_Exercise_. Every record that follows should be printed verbatim.

_Supplied records_.
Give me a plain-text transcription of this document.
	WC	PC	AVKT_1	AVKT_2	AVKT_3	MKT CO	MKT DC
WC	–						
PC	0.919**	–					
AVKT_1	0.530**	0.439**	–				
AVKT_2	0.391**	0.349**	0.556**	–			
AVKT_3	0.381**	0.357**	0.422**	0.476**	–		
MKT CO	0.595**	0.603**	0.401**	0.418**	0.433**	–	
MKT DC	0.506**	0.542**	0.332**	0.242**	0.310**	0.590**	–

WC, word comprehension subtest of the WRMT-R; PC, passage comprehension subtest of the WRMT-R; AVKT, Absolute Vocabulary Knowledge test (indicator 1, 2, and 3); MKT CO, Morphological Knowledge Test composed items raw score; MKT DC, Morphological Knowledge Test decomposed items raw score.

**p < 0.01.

_Exercise output_.
Give me a plain-text transcription of this document.
	WC	PC	AVKT_1	AVKT_2	AVKT_3	MKT CO	MKT DC
WC	–						
PC	0.919**	–					
AVKT_1	0.530**	0.439**	–				
AVKT_2	0.391**	0.349**	0.556**	–			
AVKT_3	0.381**	0.357**	0.422**	0.476**	–		
MKT CO	0.595**	0.603**	0.401**	0.418**	0.433**	–	
MKT DC	0.506**	0.542**	0.332**	0.242**	0.310**	0.590**	–

WC, word comprehension subtest of the WRMT-R; PC, passage comprehension subtest of the WRMT-R; AVKT, Absolute Vocabulary Knowledge test (indicator 1, 2, and 3); MKT CO, Morphological Knowledge Test composed items raw score; MKT DC, Morphological Knowledge Test decomposed items raw score.

**p < 0.01.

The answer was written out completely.